==== GIVEN INFORMATION
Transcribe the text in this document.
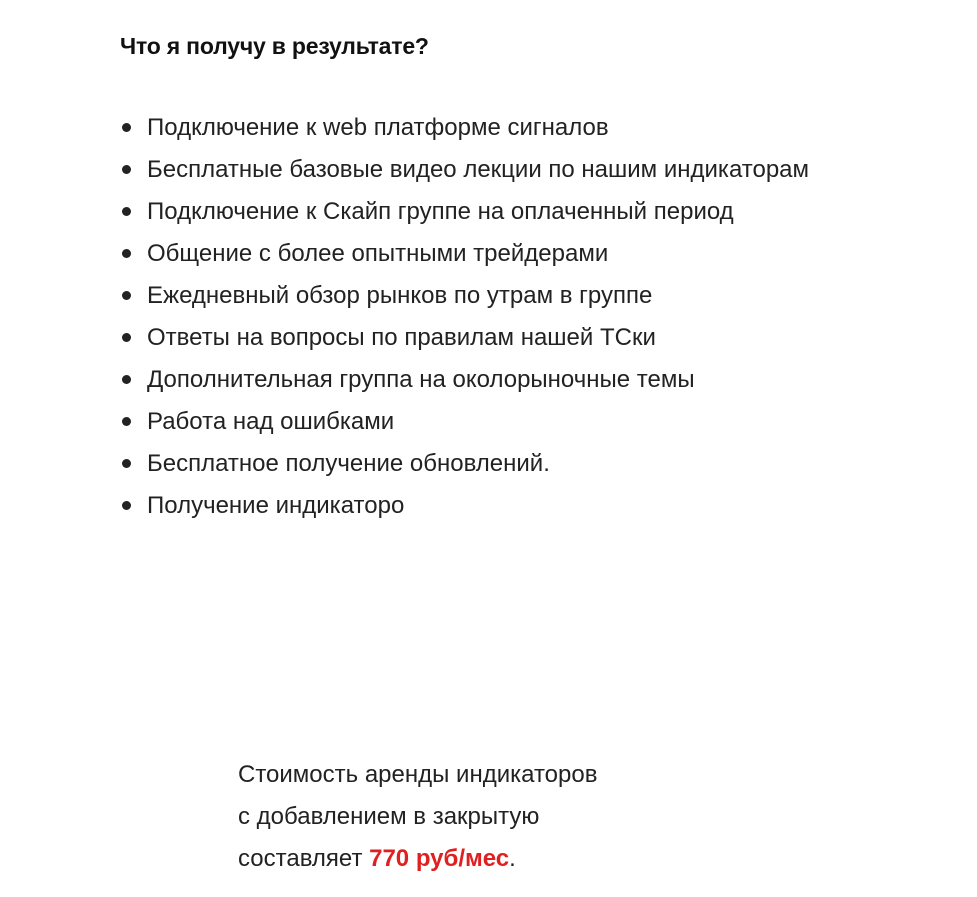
Что я получу в результате?
Подключение к web платформе сигналов
Бесплатные базовые видео лекции по нашим индикаторам
Подключение к Скайп группе на оплаченный период
Общение с более опытными трейдерами
Ежедневный обзор рынков по утрам в группе
Ответы на вопросы по правилам нашей ТСки
Дополнительная группа на околорыночные темы
Работа над ошибками
Бесплатное получение обновлений.
Получение индикаторо

Стоимость аренды индикаторов
с добавлением в закрытую
составляет 770 руб/мес.
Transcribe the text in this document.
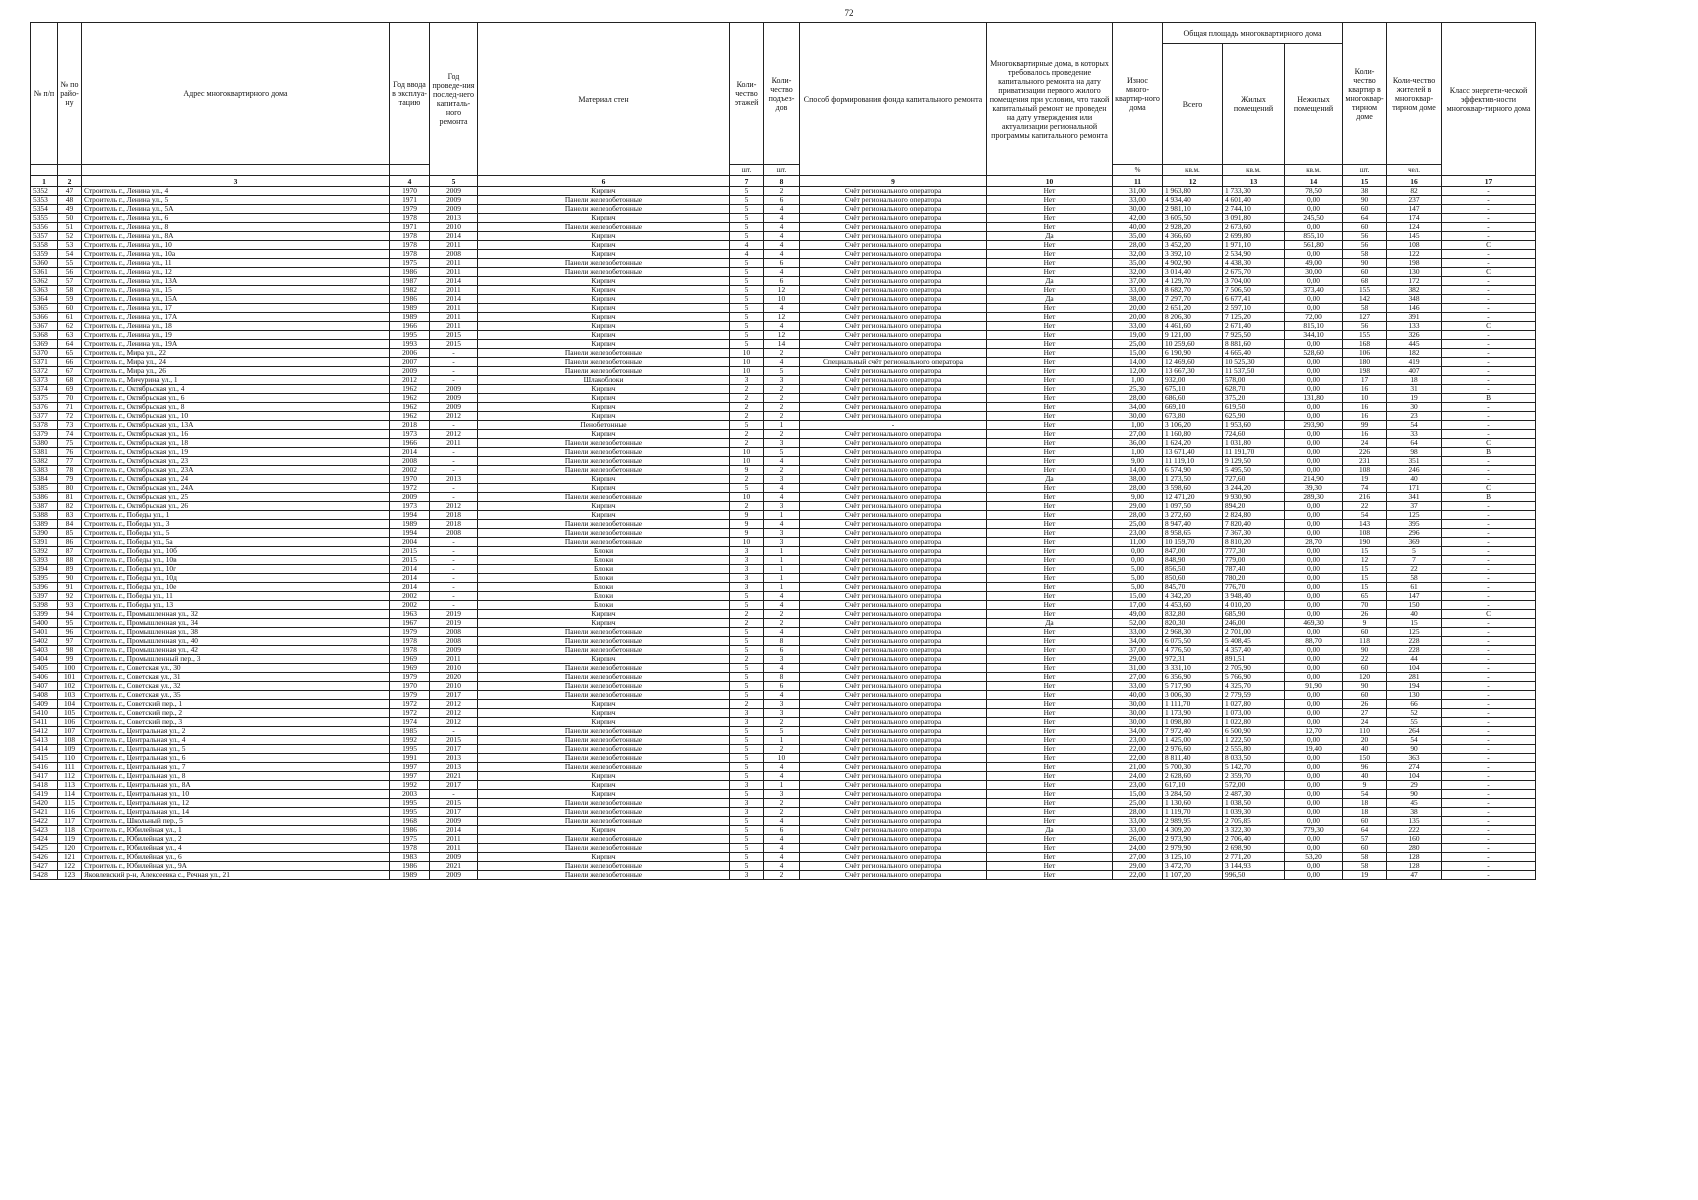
72
№ п/п	№ по райо-ну	Адрес многоквартирного дома	Год ввода в эксплуа-тацию	Год проведе-ния послед-него капиталь-ного ремонта	Материал стен	Коли-чество этажей	Коли-чество подъез-дов	Способ формирования фонда капитального ремонта	Многоквартирные дома, в которых требовалось проведение капитального ремонта на дату приватизации первого жилого помещения при условии, что такой капитальный ремонт не проведен на дату утверждения или актуализации региональной программы капитального ремонта	Износ много-квартир-ного дома	Общая площадь многоквартирного дома			Коли-чество квартир в многоквар-тирном доме	Коли-чество жителей в многоквар-тирном доме	Класс энергети-ческой эффектив-ности многоквар-тирного дома
											Всего	Жилых помещений	Нежилых помещений			
						шт.	шт.			%	кв.м.	кв.м.	кв.м.	шт.	чел.	
1	2	3	4	5	6	7	8	9	10	11	12	13	14	15	16	17
5352	47	Строитель г., Ленина ул., 4	1970	2009	Кирпич	5	2	Счёт регионального оператора	Нет	31,00	1 963,80	1 733,30	78,50	38	82	-
5353	48	Строитель г., Ленина ул., 5	1971	2009	Панели железобетонные	5	6	Счёт регионального оператора	Нет	33,00	4 934,40	4 601,40	0,00	90	237	-
5354	49	Строитель г., Ленина ул., 5А	1979	2009	Панели железобетонные	5	4	Счёт регионального оператора	Нет	30,00	2 981,10	2 744,10	0,00	60	147	-
5355	50	Строитель г., Ленина ул., 6	1978	2013	Кирпич	5	4	Счёт регионального оператора	Нет	42,00	3 605,50	3 091,80	245,50	64	174	-
5356	51	Строитель г., Ленина ул., 8	1971	2010	Панели железобетонные	5	4	Счёт регионального оператора	Нет	40,00	2 928,20	2 673,60	0,00	60	124	-
5357	52	Строитель г., Ленина ул., 8А	1978	2014	Кирпич	5	4	Счёт регионального оператора	Да	35,00	4 366,60	2 699,80	855,10	56	145	-
5358	53	Строитель г., Ленина ул., 10	1978	2011	Кирпич	4	4	Счёт регионального оператора	Нет	28,00	3 452,20	1 971,10	561,80	56	108	С
5359	54	Строитель г., Ленина ул., 10а	1978	2008	Кирпич	4	4	Счёт регионального оператора	Нет	32,00	3 392,10	2 534,90	0,00	58	122	-
5360	55	Строитель г., Ленина ул., 11	1975	2011	Панели железобетонные	5	6	Счёт регионального оператора	Нет	35,00	4 902,90	4 438,30	49,00	90	198	-
5361	56	Строитель г., Ленина ул., 12	1986	2011	Панели железобетонные	5	4	Счёт регионального оператора	Нет	32,00	3 014,40	2 675,70	30,00	60	130	С
5362	57	Строитель г., Ленина ул., 13А	1987	2014	Кирпич	5	6	Счёт регионального оператора	Да	37,00	4 129,70	3 704,00	0,00	68	172	-
5363	58	Строитель г., Ленина ул., 15	1982	2011	Кирпич	5	12	Счёт регионального оператора	Нет	33,00	8 682,70	7 506,50	373,40	155	382	-
5364	59	Строитель г., Ленина ул., 15А	1986	2014	Кирпич	5	10	Счёт регионального оператора	Да	38,00	7 297,70	6 677,41	0,00	142	348	-
5365	60	Строитель г., Ленина ул., 17	1989	2011	Кирпич	5	4	Счёт регионального оператора	Нет	20,00	2 651,20	2 597,10	0,00	58	146	-
5366	61	Строитель г., Ленина ул., 17А	1989	2011	Кирпич	5	12	Счёт регионального оператора	Нет	20,00	8 206,30	7 125,20	72,00	127	391	-
5367	62	Строитель г., Ленина ул., 18	1966	2011	Кирпич	5	4	Счёт регионального оператора	Нет	33,00	4 461,60	2 671,40	815,10	56	133	С
5368	63	Строитель г., Ленина ул., 19	1995	2015	Кирпич	5	12	Счёт регионального оператора	Нет	19,00	9 121,00	7 925,50	344,10	155	326	-
5369	64	Строитель г., Ленина ул., 19А	1993	2015	Кирпич	5	14	Счёт регионального оператора	Нет	25,00	10 259,60	8 881,60	0,00	168	445	-
5370	65	Строитель г., Мира ул., 22	2006	-	Панели железобетонные	10	2	Счёт регионального оператора	Нет	15,00	6 190,90	4 665,40	528,60	106	182	-
5371	66	Строитель г., Мира ул., 24	2007	-	Панели железобетонные	10	4	Специальный счёт регионального оператора	Нет	14,00	12 469,60	10 525,30	0,00	180	419	-
5372	67	Строитель г., Мира ул., 26	2009	-	Панели железобетонные	10	5	Счёт регионального оператора	Нет	12,00	13 667,30	11 537,50	0,00	198	407	-
5373	68	Строитель г., Мичурина ул., 1	2012	-	Шлакоблоки	3	3	Счёт регионального оператора	Нет	1,00	932,00	578,00	0,00	17	18	-
5374	69	Строитель г., Октябрьская ул., 4	1962	2009	Кирпич	2	2	Счёт регионального оператора	Нет	25,30	675,10	628,70	0,00	16	31	-
5375	70	Строитель г., Октябрьская ул., 6	1962	2009	Кирпич	2	2	Счёт регионального оператора	Нет	28,00	686,60	375,20	131,80	10	19	В
5376	71	Строитель г., Октябрьская ул., 8	1962	2009	Кирпич	2	2	Счёт регионального оператора	Нет	34,00	669,10	619,50	0,00	16	30	-
5377	72	Строитель г., Октябрьская ул., 10	1962	2012	Кирпич	2	2	Счёт регионального оператора	Нет	30,00	673,80	625,90	0,00	16	23	-
5378	73	Строитель г., Октябрьская ул., 13А	2018	-	Пенобетонные	5	1	-	Нет	1,00	3 106,20	1 953,60	293,90	99	54	-
5379	74	Строитель г., Октябрьская ул., 16	1973	2012	Кирпич	2	2	Счёт регионального оператора	Нет	27,00	1 160,80	724,60	0,00	16	33	-
5380	75	Строитель г., Октябрьская ул., 18	1966	2011	Панели железобетонные	2	3	Счёт регионального оператора	Нет	36,00	1 624,20	1 031,80	0,00	24	64	С
5381	76	Строитель г., Октябрьская ул., 19	2014	-	Панели железобетонные	10	5	Счёт регионального оператора	Нет	1,00	13 671,40	11 191,70	0,00	226	98	В
5382	77	Строитель г., Октябрьская ул., 23	2008	-	Панели железобетонные	10	4	Счёт регионального оператора	Нет	9,00	11 119,10	9 129,50	0,00	231	351	-
5383	78	Строитель г., Октябрьская ул., 23А	2002	-	Панели железобетонные	9	2	Счёт регионального оператора	Нет	14,00	6 574,90	5 495,50	0,00	108	246	-
5384	79	Строитель г., Октябрьская ул., 24	1970	2013	Кирпич	2	3	Счёт регионального оператора	Да	38,00	1 273,50	727,60	214,90	19	40	-
5385	80	Строитель г., Октябрьская ул., 24А	1972	-	Кирпич	5	4	Счёт регионального оператора	Нет	28,00	3 598,60	3 244,20	39,30	74	171	С
5386	81	Строитель г., Октябрьская ул., 25	2009	-	Панели железобетонные	10	4	Счёт регионального оператора	Нет	9,00	12 471,20	9 930,90	289,30	216	341	В
5387	82	Строитель г., Октябрьская ул., 26	1973	2012	Кирпич	2	3	Счёт регионального оператора	Нет	29,00	1 097,50	894,20	0,00	22	37	-
5388	83	Строитель г., Победы ул., 1	1994	2018	Кирпич	9	1	Счёт регионального оператора	Нет	28,00	3 272,60	2 824,80	0,00	54	125	-
5389	84	Строитель г., Победы ул., 3	1989	2018	Панели железобетонные	9	4	Счёт регионального оператора	Нет	25,00	8 947,40	7 820,40	0,00	143	395	-
5390	85	Строитель г., Победы ул., 5	1994	2008	Панели железобетонные	9	3	Счёт регионального оператора	Нет	23,00	8 958,65	7 367,30	0,00	108	296	-
5391	86	Строитель г., Победы ул., 5а	2004	-	Панели железобетонные	10	3	Счёт регионального оператора	Нет	11,00	10 159,70	8 810,20	28,70	190	369	-
5392	87	Строитель г., Победы ул., 10б	2015	-	Блоки	3	1	Счёт регионального оператора	Нет	0,00	847,00	777,30	0,00	15	5	-
5393	88	Строитель г., Победы ул., 10в	2015	-	Блоки	3	1	Счёт регионального оператора	Нет	0,00	848,90	779,00	0,00	12	7	-
5394	89	Строитель г., Победы ул., 10г	2014	-	Блоки	3	1	Счёт регионального оператора	Нет	5,00	856,50	787,40	0,00	15	22	-
5395	90	Строитель г., Победы ул., 10д	2014	-	Блоки	3	1	Счёт регионального оператора	Нет	5,00	850,60	780,20	0,00	15	58	-
5396	91	Строитель г., Победы ул., 10е	2014	-	Блоки	3	1	Счёт регионального оператора	Нет	5,00	845,70	776,70	0,00	15	61	-
5397	92	Строитель г., Победы ул., 11	2002	-	Блоки	5	4	Счёт регионального оператора	Нет	15,00	4 342,20	3 948,40	0,00	65	147	-
5398	93	Строитель г., Победы ул., 13	2002	-	Блоки	5	4	Счёт регионального оператора	Нет	17,00	4 453,60	4 010,20	0,00	70	150	-
5399	94	Строитель г., Промышленная ул., 32	1963	2019	Кирпич	2	2	Счёт регионального оператора	Нет	49,00	832,80	685,90	0,00	26	40	С
5400	95	Строитель г., Промышленная ул., 34	1967	2019	Кирпич	2	2	Счёт регионального оператора	Да	52,00	820,30	246,00	469,30	9	15	-
5401	96	Строитель г., Промышленная ул., 38	1979	2008	Панели железобетонные	5	4	Счёт регионального оператора	Нет	33,00	2 968,30	2 701,00	0,00	60	125	-
5402	97	Строитель г., Промышленная ул., 40	1978	2008	Панели железобетонные	5	8	Счёт регионального оператора	Нет	34,00	6 075,50	5 408,45	88,70	118	228	-
5403	98	Строитель г., Промышленная ул., 42	1978	2009	Панели железобетонные	5	6	Счёт регионального оператора	Нет	37,00	4 776,50	4 357,40	0,00	90	228	-
5404	99	Строитель г., Промышленный пер., 3	1969	2011	Кирпич	2	3	Счёт регионального оператора	Нет	29,00	972,31	891,51	0,00	22	44	-
5405	100	Строитель г., Советская ул., 30	1969	2010	Панели железобетонные	5	4	Счёт регионального оператора	Нет	31,00	3 331,10	2 705,90	0,00	60	104	-
5406	101	Строитель г., Советская ул., 31	1979	2020	Панели железобетонные	5	8	Счёт регионального оператора	Нет	27,00	6 356,90	5 766,90	0,00	120	281	-
5407	102	Строитель г., Советская ул., 32	1970	2010	Панели железобетонные	5	6	Счёт регионального оператора	Нет	33,00	5 717,90	4 325,70	91,90	90	194	-
5408	103	Строитель г., Советская ул., 35	1979	2017	Панели железобетонные	5	4	Счёт регионального оператора	Нет	40,00	3 006,30	2 779,59	0,00	60	130	-
5409	104	Строитель г., Советский пер., 1	1972	2012	Кирпич	2	3	Счёт регионального оператора	Нет	30,00	1 111,70	1 027,80	0,00	26	66	-
5410	105	Строитель г., Советский пер., 2	1972	2012	Кирпич	3	3	Счёт регионального оператора	Нет	30,00	1 173,90	1 073,00	0,00	27	52	-
5411	106	Строитель г., Советский пер., 3	1974	2012	Кирпич	3	2	Счёт регионального оператора	Нет	30,00	1 098,80	1 022,80	0,00	24	55	-
5412	107	Строитель г., Центральная ул., 2	1985	-	Панели железобетонные	5	5	Счёт регионального оператора	Нет	34,00	7 972,40	6 500,90	12,70	110	264	-
5413	108	Строитель г., Центральная ул., 4	1992	2015	Панели железобетонные	5	1	Счёт регионального оператора	Нет	23,00	1 425,00	1 222,50	0,00	20	54	-
5414	109	Строитель г., Центральная ул., 5	1995	2017	Панели железобетонные	5	2	Счёт регионального оператора	Нет	22,00	2 976,60	2 555,80	19,40	40	90	-
5415	110	Строитель г., Центральная ул., 6	1991	2013	Панели железобетонные	5	10	Счёт регионального оператора	Нет	22,00	8 811,40	8 033,50	0,00	150	363	-
5416	111	Строитель г., Центральная ул., 7	1997	2013	Панели железобетонные	5	4	Счёт регионального оператора	Нет	21,00	5 700,30	5 142,70	0,00	96	274	-
5417	112	Строитель г., Центральная ул., 8	1997	2021	Кирпич	5	4	Счёт регионального оператора	Нет	24,00	2 628,60	2 359,70	0,00	40	104	-
5418	113	Строитель г., Центральная ул., 8А	1992	2017	Кирпич	3	1	Счёт регионального оператора	Нет	23,00	617,10	572,00	0,00	9	29	-
5419	114	Строитель г., Центральная ул., 10	2003	-	Кирпич	5	3	Счёт регионального оператора	Нет	15,00	3 284,50	2 487,30	0,00	54	90	-
5420	115	Строитель г., Центральная ул., 12	1995	2015	Панели железобетонные	3	2	Счёт регионального оператора	Нет	25,00	1 130,60	1 038,50	0,00	18	45	-
5421	116	Строитель г., Центральная ул., 14	1995	2017	Панели железобетонные	3	2	Счёт регионального оператора	Нет	28,00	1 119,70	1 039,30	0,00	18	38	-
5422	117	Строитель г., Школьный пер., 5	1968	2009	Панели железобетонные	5	4	Счёт регионального оператора	Нет	33,00	2 989,95	2 705,85	0,00	60	135	-
5423	118	Строитель г., Юбилейная ул., 1	1986	2014	Кирпич	5	6	Счёт регионального оператора	Да	33,00	4 309,20	3 322,30	779,30	64	222	-
5424	119	Строитель г., Юбилейная ул., 2	1975	2011	Панели железобетонные	5	4	Счёт регионального оператора	Нет	26,00	2 973,90	2 706,40	0,00	57	160	-
5425	120	Строитель г., Юбилейная ул., 4	1978	2011	Панели железобетонные	5	4	Счёт регионального оператора	Нет	24,00	2 979,90	2 698,90	0,00	60	280	-
5426	121	Строитель г., Юбилейная ул., 6	1983	2009	Кирпич	5	4	Счёт регионального оператора	Нет	27,00	3 125,10	2 771,20	53,20	58	128	-
5427	122	Строитель г., Юбилейная ул., 9А	1986	2021	Панели железобетонные	5	4	Счёт регионального оператора	Нет	29,00	3 472,70	3 144,93	0,00	58	128	-
5428	123	Яковлевский р-н, Алексеевка с., Речная ул., 21	1989	2009	Панели железобетонные	3	2	Счёт регионального оператора	Нет	22,00	1 107,20	996,50	0,00	19	47	-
========
REQUIRED TASK: State how many lines of the records above contain the word "Советская", and give only that number.

RESULT OF THIS TASK: 4